── Data shown ──

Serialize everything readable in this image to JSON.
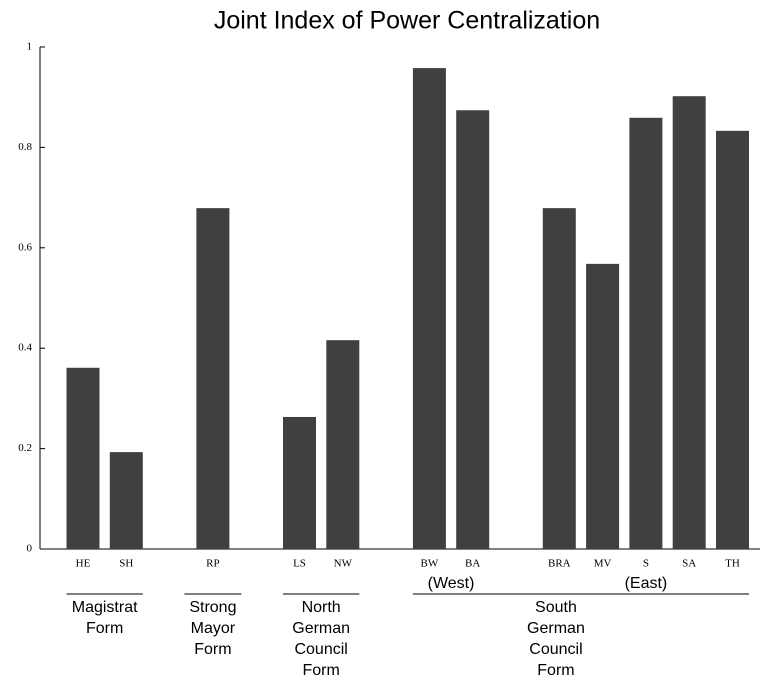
{
  "chart_data": {
    "type": "bar",
    "title": "Joint Index of Power Centralization",
    "categories": [
      "HE",
      "SH",
      null,
      "RP",
      null,
      "LS",
      "NW",
      null,
      "BW",
      "BA",
      null,
      "BRA",
      "MV",
      "S",
      "SA",
      "TH"
    ],
    "values": [
      0.361,
      0.193,
      null,
      0.679,
      null,
      0.263,
      0.416,
      null,
      0.958,
      0.874,
      null,
      0.679,
      0.568,
      0.859,
      0.902,
      0.833
    ],
    "color": "#404040",
    "ylim": [
      0,
      1
    ],
    "yticks": [
      0,
      0.2,
      0.4,
      0.6,
      0.8,
      1
    ],
    "grid": false,
    "subgroup_labels": [
      "(West)",
      "(East)"
    ],
    "group_labels": [
      [
        "Magistrat",
        "Form"
      ],
      [
        "Strong",
        "Mayor",
        "Form"
      ],
      [
        "North",
        "German",
        "Council",
        "Form"
      ],
      [
        "South",
        "German",
        "Council",
        "Form"
      ]
    ]
  }
}
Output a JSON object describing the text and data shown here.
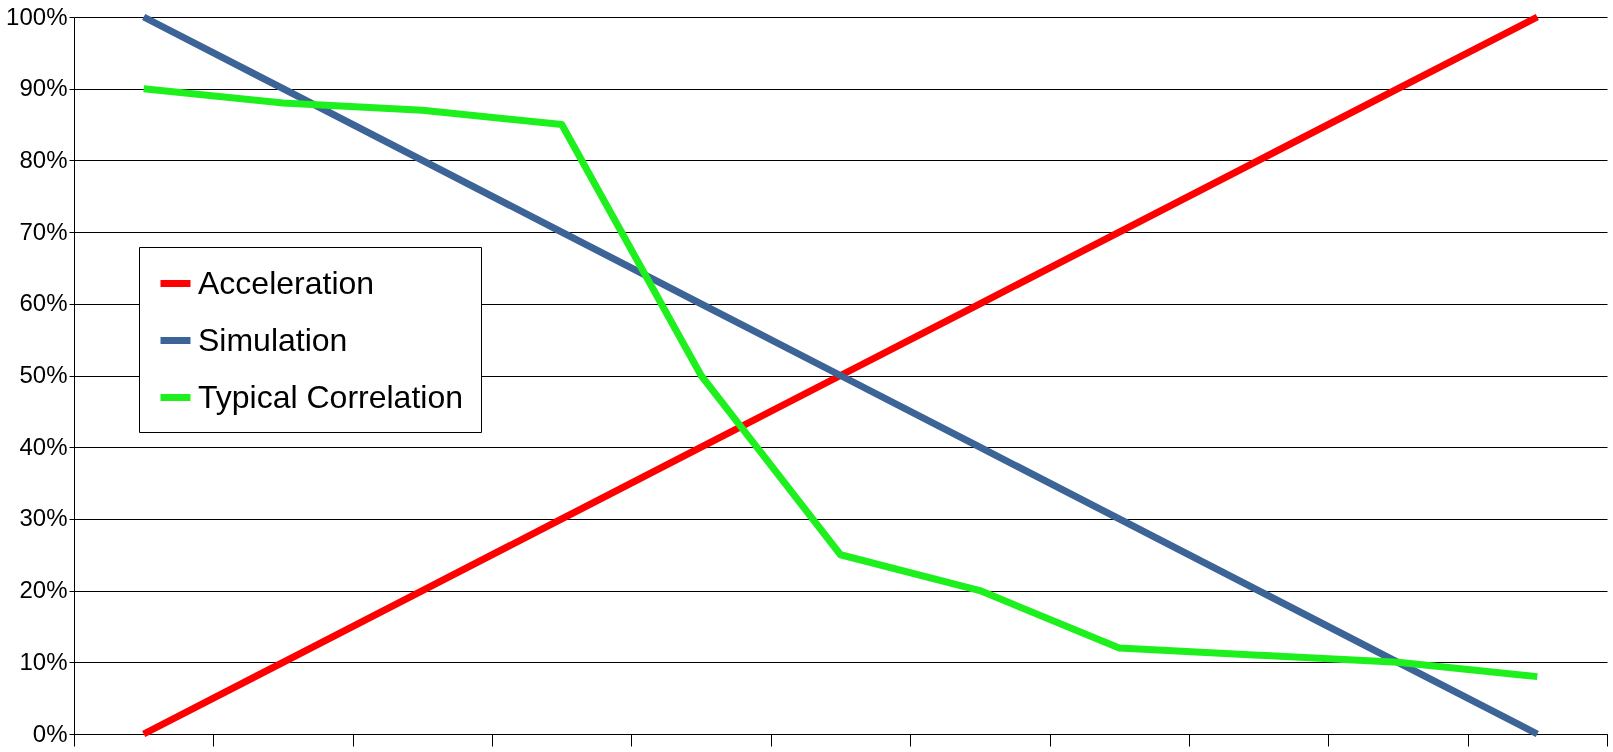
{
  "chart_data": {
    "type": "line",
    "categories": [
      null,
      null,
      null,
      null,
      null,
      null,
      null,
      null,
      null,
      null,
      null
    ],
    "series": [
      {
        "name": "Acceleration",
        "color": "#ff0000",
        "values": [
          0,
          10,
          20,
          30,
          40,
          50,
          60,
          70,
          80,
          90,
          100
        ]
      },
      {
        "name": "Simulation",
        "color": "#3c6496",
        "values": [
          100,
          90,
          80,
          70,
          60,
          50,
          40,
          30,
          20,
          10,
          0
        ]
      },
      {
        "name": "Typical Correlation",
        "color": "#1ef01e",
        "values": [
          90,
          88,
          87,
          85,
          50,
          25,
          20,
          12,
          11,
          10,
          8
        ]
      }
    ],
    "ylim": [
      0,
      100
    ],
    "yticks": [
      {
        "value": 0,
        "label": "0%"
      },
      {
        "value": 10,
        "label": "10%"
      },
      {
        "value": 20,
        "label": "20%"
      },
      {
        "value": 30,
        "label": "30%"
      },
      {
        "value": 40,
        "label": "40%"
      },
      {
        "value": 50,
        "label": "50%"
      },
      {
        "value": 60,
        "label": "60%"
      },
      {
        "value": 70,
        "label": "70%"
      },
      {
        "value": 80,
        "label": "80%"
      },
      {
        "value": 90,
        "label": "90%"
      },
      {
        "value": 100,
        "label": "100%"
      }
    ],
    "grid": "y",
    "legend": "left",
    "tick_labels": "y",
    "marker": "none",
    "line_style": "solid"
  }
}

───

- _Aim_
Working from the material above, transcribe it exactly while omitting pictures.

- _The answer_
Serialize everything readable in this image to JSON.
{
  "chart_data": {
    "type": "bar",
    "title": "Joint Index of Power Centralization",
    "categories": [
      "HE",
      "SH",
      null,
      "RP",
      null,
      "LS",
      "NW",
      null,
      "BW",
      "BA",
      null,
      "BRA",
      "MV",
      "S",
      "SA",
      "TH"
    ],
    "values": [
      0.361,
      0.193,
      null,
      0.679,
      null,
      0.263,
      0.416,
      null,
      0.958,
      0.874,
      null,
      0.679,
      0.568,
      0.859,
      0.902,
      0.833
    ],
    "color": "#404040",
    "ylim": [
      0,
      1
    ],
    "yticks": [
      0,
      0.2,
      0.4,
      0.6,
      0.8,
      1
    ],
    "grid": false,
    "subgroup_labels": [
      "(West)",
      "(East)"
    ],
    "group_labels": [
      [
        "Magistrat",
        "Form"
      ],
      [
        "Strong",
        "Mayor",
        "Form"
      ],
      [
        "North",
        "German",
        "Council",
        "Form"
      ],
      [
        "South",
        "German",
        "Council",
        "Form"
      ]
    ]
  }
}
Output a JSON object describing the text and data shown here.
{
  "chart_data": {
    "type": "line",
    "categories": [
      null,
      null,
      null,
      null,
      null,
      null,
      null,
      null,
      null,
      null,
      null
    ],
    "series": [
      {
        "name": "Acceleration",
        "color": "#ff0000",
        "values": [
          0,
          10,
          20,
          30,
          40,
          50,
          60,
          70,
          80,
          90,
          100
        ]
      },
      {
        "name": "Simulation",
        "color": "#3c6496",
        "values": [
          100,
          90,
          80,
          70,
          60,
          50,
          40,
          30,
          20,
          10,
          0
        ]
      },
      {
        "name": "Typical Correlation",
        "color": "#1ef01e",
        "values": [
          90,
          88,
          87,
          85,
          50,
          25,
          20,
          12,
          11,
          10,
          8
        ]
      }
    ],
    "ylim": [
      0,
      100
    ],
    "yticks": [
      {
        "value": 0,
        "label": "0%"
      },
      {
        "value": 10,
        "label": "10%"
      },
      {
        "value": 20,
        "label": "20%"
      },
      {
        "value": 30,
        "label": "30%"
      },
      {
        "value": 40,
        "label": "40%"
      },
      {
        "value": 50,
        "label": "50%"
      },
      {
        "value": 60,
        "label": "60%"
      },
      {
        "value": 70,
        "label": "70%"
      },
      {
        "value": 80,
        "label": "80%"
      },
      {
        "value": 90,
        "label": "90%"
      },
      {
        "value": 100,
        "label": "100%"
      }
    ],
    "grid": "y",
    "legend": "left",
    "tick_labels": "y",
    "marker": "none",
    "line_style": "solid"
  }
}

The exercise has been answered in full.